The exercise
Retype each line of the material exactly, please, skipping any picture in it.

(Data records)
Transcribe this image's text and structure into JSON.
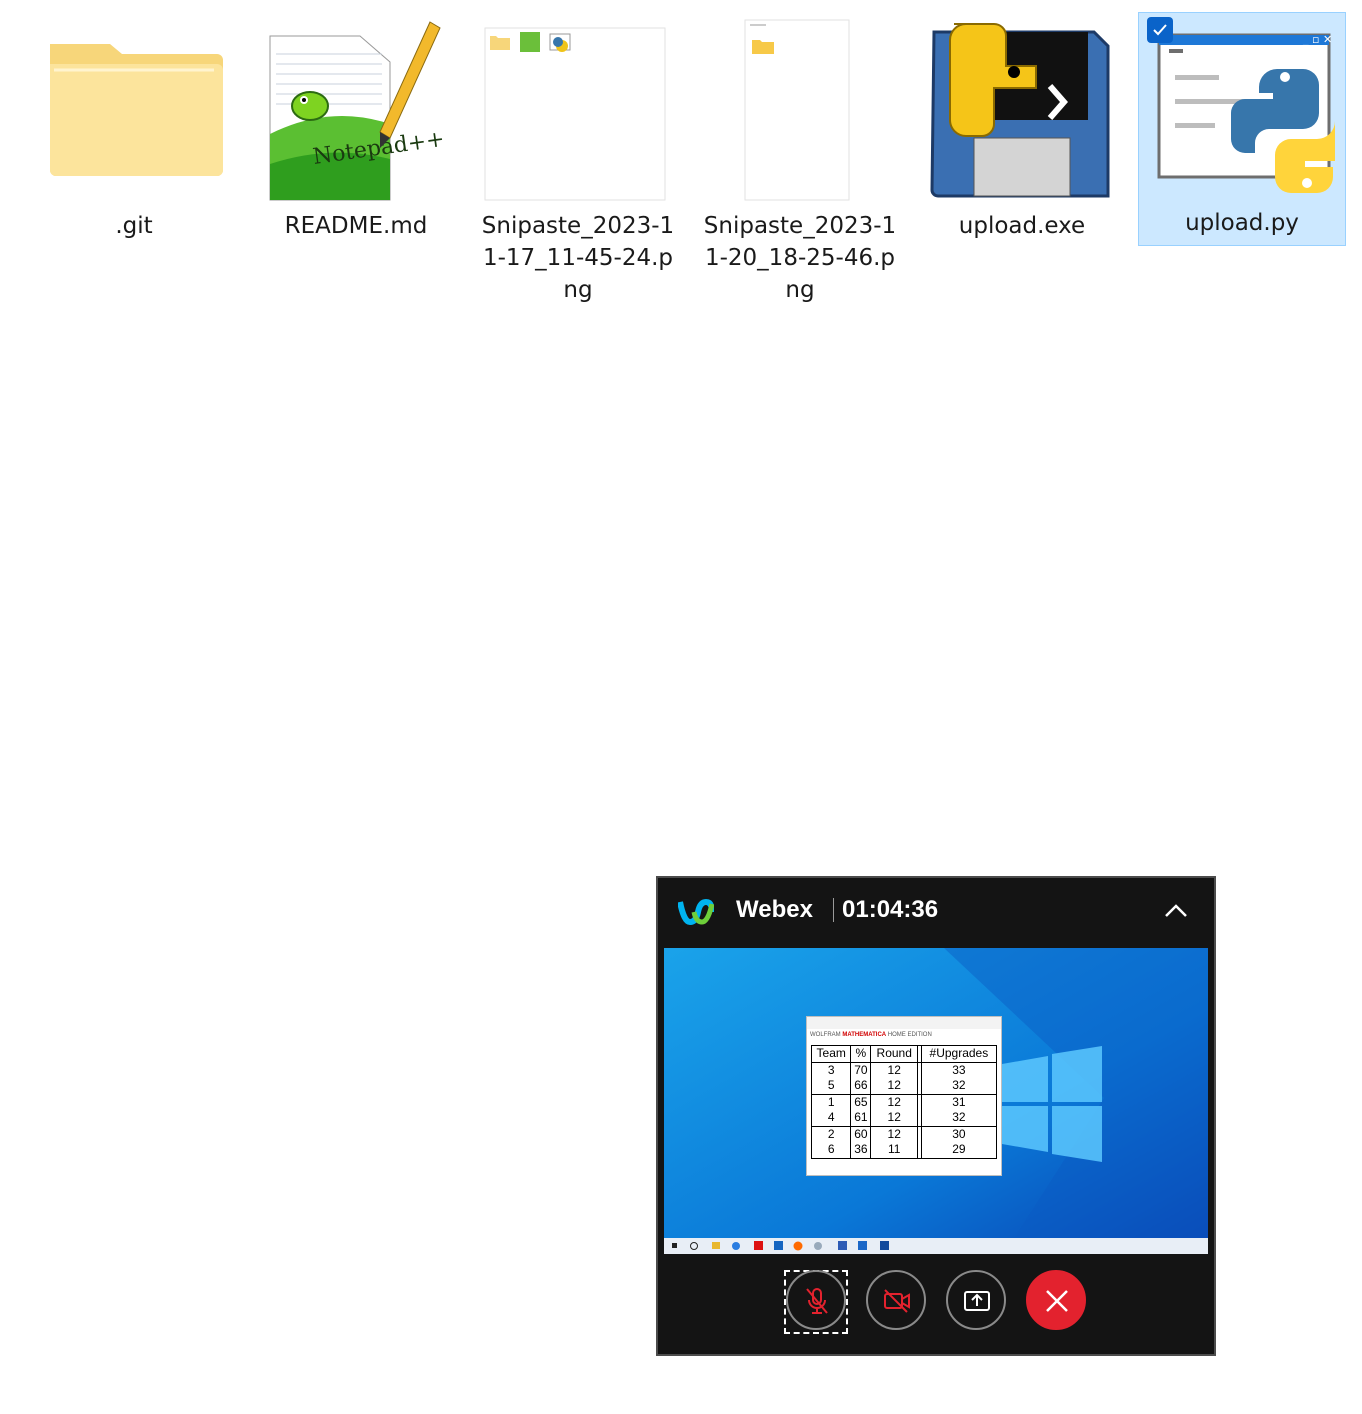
{
  "files": [
    {
      "name": ".git",
      "icon": "folder-icon",
      "selected": false
    },
    {
      "name": "README.md",
      "icon": "notepad-plus-plus-icon",
      "selected": false
    },
    {
      "name": "Snipaste_2023-11-17_11-45-24.png",
      "icon": "image-thumbnail-icon",
      "selected": false
    },
    {
      "name": "Snipaste_2023-11-20_18-25-46.png",
      "icon": "image-thumbnail-icon",
      "selected": false
    },
    {
      "name": "upload.exe",
      "icon": "python-launcher-icon",
      "selected": false
    },
    {
      "name": "upload.py",
      "icon": "python-file-icon",
      "selected": true
    }
  ],
  "webex": {
    "title": "Webex",
    "timer": "01:04:36",
    "shared_table": {
      "brand_prefix": "WOLFRAM",
      "brand_name": "MATHEMATICA",
      "brand_suffix": "HOME EDITION",
      "headers": [
        "Team",
        "%",
        "Round",
        "",
        "#Upgrades"
      ],
      "rows": [
        [
          "3",
          "70",
          "12",
          "",
          "33"
        ],
        [
          "5",
          "66",
          "12",
          "",
          "32"
        ],
        [
          "1",
          "65",
          "12",
          "",
          "31"
        ],
        [
          "4",
          "61",
          "12",
          "",
          "32"
        ],
        [
          "2",
          "60",
          "12",
          "",
          "30"
        ],
        [
          "6",
          "36",
          "11",
          "",
          "29"
        ]
      ]
    },
    "controls": [
      "mute-microphone",
      "stop-video",
      "share-screen",
      "end-meeting"
    ]
  },
  "colors": {
    "selection": "#cce8ff",
    "webex_bg": "#141414",
    "end_red": "#e3222e",
    "mute_red": "#e3222e",
    "desktop_blue": "#0a78d7"
  }
}
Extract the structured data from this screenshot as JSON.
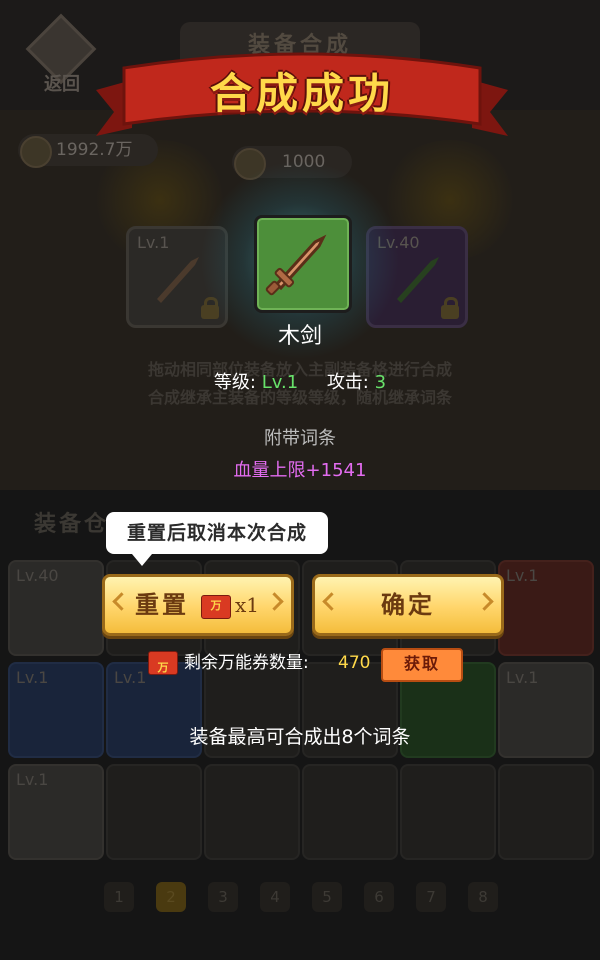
{
  "background": {
    "back_label": "返回",
    "screen_title": "装备合成",
    "gold_amount": "1992.7万",
    "cost_amount": "1000",
    "slots": [
      {
        "level": "Lv.1"
      },
      {
        "level": "Lv.40"
      }
    ],
    "hint_1": "拖动相同部位装备放入主副装备格进行合成",
    "hint_2": "合成继承主装备的等级等级，随机继承词条",
    "section_label": "装备仓库",
    "grid": [
      {
        "level": "Lv.40",
        "color": "grey"
      },
      {
        "level": "",
        "color": "empty"
      },
      {
        "level": "",
        "color": "empty"
      },
      {
        "level": "",
        "color": "empty"
      },
      {
        "level": "",
        "color": "empty"
      },
      {
        "level": "Lv.1",
        "color": "red"
      },
      {
        "level": "Lv.1",
        "color": "blue"
      },
      {
        "level": "Lv.1",
        "color": "blue"
      },
      {
        "level": "",
        "color": "empty"
      },
      {
        "level": "",
        "color": "empty"
      },
      {
        "level": "",
        "color": "green"
      },
      {
        "level": "Lv.1",
        "color": "grey"
      },
      {
        "level": "Lv.1",
        "color": "grey"
      }
    ],
    "pages": [
      "1",
      "2",
      "3",
      "4",
      "5",
      "6",
      "7",
      "8"
    ],
    "active_page": "2"
  },
  "popup": {
    "title": "合成成功",
    "item_icon": "wooden-sword-icon",
    "item_name": "木剑",
    "level_label": "等级:",
    "level_value": "Lv.1",
    "attack_label": "攻击:",
    "attack_value": "3",
    "affix_title": "附带词条",
    "affix": "血量上限+1541",
    "tooltip": "重置后取消本次合成",
    "reset_label": "重置",
    "reset_cost_icon": "万",
    "reset_cost_times": "x1",
    "confirm_label": "确定",
    "remain_label": "剩余万能券数量:",
    "remain_value": "470",
    "get_label": "获取",
    "max_note": "装备最高可合成出8个词条"
  },
  "colors": {
    "ribbon_red": "#c0281c",
    "title_gold": "#ffd94a",
    "stat_green": "#68e26a",
    "affix_purple": "#e36cf0",
    "button_gold": "#ffd56a",
    "get_orange": "#ff8a3a"
  }
}
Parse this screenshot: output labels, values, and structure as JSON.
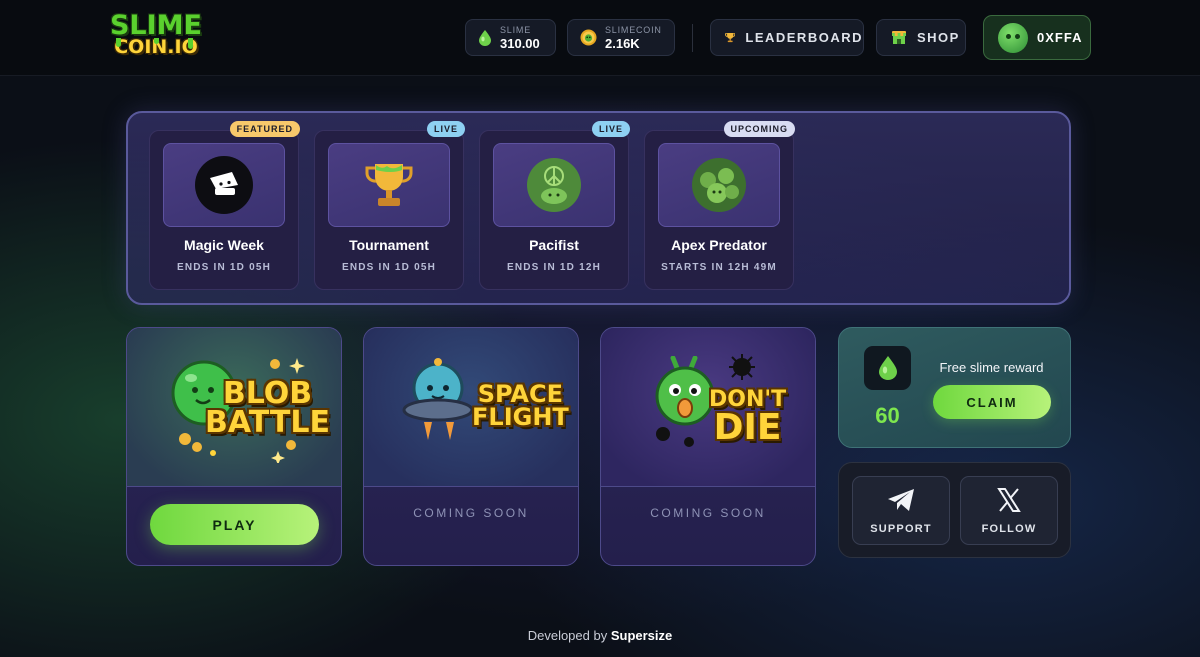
{
  "header": {
    "logo": {
      "line1": "SLIME",
      "line2": "COIN.IO"
    },
    "balances": [
      {
        "label": "SLIME",
        "value": "310.00",
        "icon": "slime-drop-icon"
      },
      {
        "label": "SLIMECOIN",
        "value": "2.16K",
        "icon": "slimecoin-icon"
      }
    ],
    "leaderboard_label": "LEADERBOARD",
    "shop_label": "SHOP",
    "wallet_label": "0XFFA"
  },
  "events": [
    {
      "title": "Magic Week",
      "status": "ENDS IN 1D 05H",
      "badge": "FEATURED",
      "icon": "magic-hat-icon"
    },
    {
      "title": "Tournament",
      "status": "ENDS IN 1D 05H",
      "badge": "LIVE",
      "icon": "trophy-icon"
    },
    {
      "title": "Pacifist",
      "status": "ENDS IN 1D 12H",
      "badge": "LIVE",
      "icon": "peace-slime-icon"
    },
    {
      "title": "Apex Predator",
      "status": "STARTS IN 12H 49M",
      "badge": "UPCOMING",
      "icon": "slime-horde-icon"
    }
  ],
  "games": [
    {
      "title_line1": "BLOB",
      "title_line2": "BATTLE",
      "action": "PLAY"
    },
    {
      "title_line1": "SPACE",
      "title_line2": "FLIGHT",
      "status": "COMING SOON"
    },
    {
      "title_line1": "DON'T",
      "title_line2": "DIE",
      "status": "COMING SOON"
    }
  ],
  "reward": {
    "label": "Free slime reward",
    "amount": "60",
    "button": "CLAIM"
  },
  "social": {
    "support_label": "SUPPORT",
    "follow_label": "FOLLOW"
  },
  "footer": {
    "prefix": "Developed by",
    "brand": "Supersize"
  },
  "colors": {
    "accent_green": "#7ee64e",
    "coin_yellow": "#ffd43a",
    "panel_purple": "#2a2757"
  }
}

Task answer
Transcribe this image's text and structure into JSON.
{
  "files": [
    {
      "name": ".git",
      "icon": "folder-icon",
      "selected": false
    },
    {
      "name": "README.md",
      "icon": "notepad-plus-plus-icon",
      "selected": false
    },
    {
      "name": "Snipaste_2023-11-17_11-45-24.png",
      "icon": "image-thumbnail-icon",
      "selected": false
    },
    {
      "name": "Snipaste_2023-11-20_18-25-46.png",
      "icon": "image-thumbnail-icon",
      "selected": false
    },
    {
      "name": "upload.exe",
      "icon": "python-launcher-icon",
      "selected": false
    },
    {
      "name": "upload.py",
      "icon": "python-file-icon",
      "selected": true
    }
  ],
  "webex": {
    "title": "Webex",
    "timer": "01:04:36",
    "shared_table": {
      "brand_prefix": "WOLFRAM",
      "brand_name": "MATHEMATICA",
      "brand_suffix": "HOME EDITION",
      "headers": [
        "Team",
        "%",
        "Round",
        "",
        "#Upgrades"
      ],
      "rows": [
        [
          "3",
          "70",
          "12",
          "",
          "33"
        ],
        [
          "5",
          "66",
          "12",
          "",
          "32"
        ],
        [
          "1",
          "65",
          "12",
          "",
          "31"
        ],
        [
          "4",
          "61",
          "12",
          "",
          "32"
        ],
        [
          "2",
          "60",
          "12",
          "",
          "30"
        ],
        [
          "6",
          "36",
          "11",
          "",
          "29"
        ]
      ]
    },
    "controls": [
      "mute-microphone",
      "stop-video",
      "share-screen",
      "end-meeting"
    ]
  },
  "colors": {
    "selection": "#cce8ff",
    "webex_bg": "#141414",
    "end_red": "#e3222e",
    "mute_red": "#e3222e",
    "desktop_blue": "#0a78d7"
  }
}
Extract the structured data from this screenshot as JSON.
{
  "background": {
    "back_label": "返回",
    "screen_title": "装备合成",
    "gold_amount": "1992.7万",
    "cost_amount": "1000",
    "slots": [
      {
        "level": "Lv.1"
      },
      {
        "level": "Lv.40"
      }
    ],
    "hint_1": "拖动相同部位装备放入主副装备格进行合成",
    "hint_2": "合成继承主装备的等级等级，随机继承词条",
    "section_label": "装备仓库",
    "grid": [
      {
        "level": "Lv.40",
        "color": "grey"
      },
      {
        "level": "",
        "color": "empty"
      },
      {
        "level": "",
        "color": "empty"
      },
      {
        "level": "",
        "color": "empty"
      },
      {
        "level": "",
        "color": "empty"
      },
      {
        "level": "Lv.1",
        "color": "red"
      },
      {
        "level": "Lv.1",
        "color": "blue"
      },
      {
        "level": "Lv.1",
        "color": "blue"
      },
      {
        "level": "",
        "color": "empty"
      },
      {
        "level": "",
        "color": "empty"
      },
      {
        "level": "",
        "color": "green"
      },
      {
        "level": "Lv.1",
        "color": "grey"
      },
      {
        "level": "Lv.1",
        "color": "grey"
      }
    ],
    "pages": [
      "1",
      "2",
      "3",
      "4",
      "5",
      "6",
      "7",
      "8"
    ],
    "active_page": "2"
  },
  "popup": {
    "title": "合成成功",
    "item_icon": "wooden-sword-icon",
    "item_name": "木剑",
    "level_label": "等级:",
    "level_value": "Lv.1",
    "attack_label": "攻击:",
    "attack_value": "3",
    "affix_title": "附带词条",
    "affix": "血量上限+1541",
    "tooltip": "重置后取消本次合成",
    "reset_label": "重置",
    "reset_cost_icon": "万",
    "reset_cost_times": "x1",
    "confirm_label": "确定",
    "remain_label": "剩余万能券数量:",
    "remain_value": "470",
    "get_label": "获取",
    "max_note": "装备最高可合成出8个词条"
  },
  "colors": {
    "ribbon_red": "#c0281c",
    "title_gold": "#ffd94a",
    "stat_green": "#68e26a",
    "affix_purple": "#e36cf0",
    "button_gold": "#ffd56a",
    "get_orange": "#ff8a3a"
  }
}
Parse this screenshot: output labels, values, and structure as JSON.
{
  "header": {
    "logo": {
      "line1": "SLIME",
      "line2": "COIN.IO"
    },
    "balances": [
      {
        "label": "SLIME",
        "value": "310.00",
        "icon": "slime-drop-icon"
      },
      {
        "label": "SLIMECOIN",
        "value": "2.16K",
        "icon": "slimecoin-icon"
      }
    ],
    "leaderboard_label": "LEADERBOARD",
    "shop_label": "SHOP",
    "wallet_label": "0XFFA"
  },
  "events": [
    {
      "title": "Magic Week",
      "status": "ENDS IN 1D 05H",
      "badge": "FEATURED",
      "icon": "magic-hat-icon"
    },
    {
      "title": "Tournament",
      "status": "ENDS IN 1D 05H",
      "badge": "LIVE",
      "icon": "trophy-icon"
    },
    {
      "title": "Pacifist",
      "status": "ENDS IN 1D 12H",
      "badge": "LIVE",
      "icon": "peace-slime-icon"
    },
    {
      "title": "Apex Predator",
      "status": "STARTS IN 12H 49M",
      "badge": "UPCOMING",
      "icon": "slime-horde-icon"
    }
  ],
  "games": [
    {
      "title_line1": "BLOB",
      "title_line2": "BATTLE",
      "action": "PLAY"
    },
    {
      "title_line1": "SPACE",
      "title_line2": "FLIGHT",
      "status": "COMING SOON"
    },
    {
      "title_line1": "DON'T",
      "title_line2": "DIE",
      "status": "COMING SOON"
    }
  ],
  "reward": {
    "label": "Free slime reward",
    "amount": "60",
    "button": "CLAIM"
  },
  "social": {
    "support_label": "SUPPORT",
    "follow_label": "FOLLOW"
  },
  "footer": {
    "prefix": "Developed by",
    "brand": "Supersize"
  },
  "colors": {
    "accent_green": "#7ee64e",
    "coin_yellow": "#ffd43a",
    "panel_purple": "#2a2757"
  }
}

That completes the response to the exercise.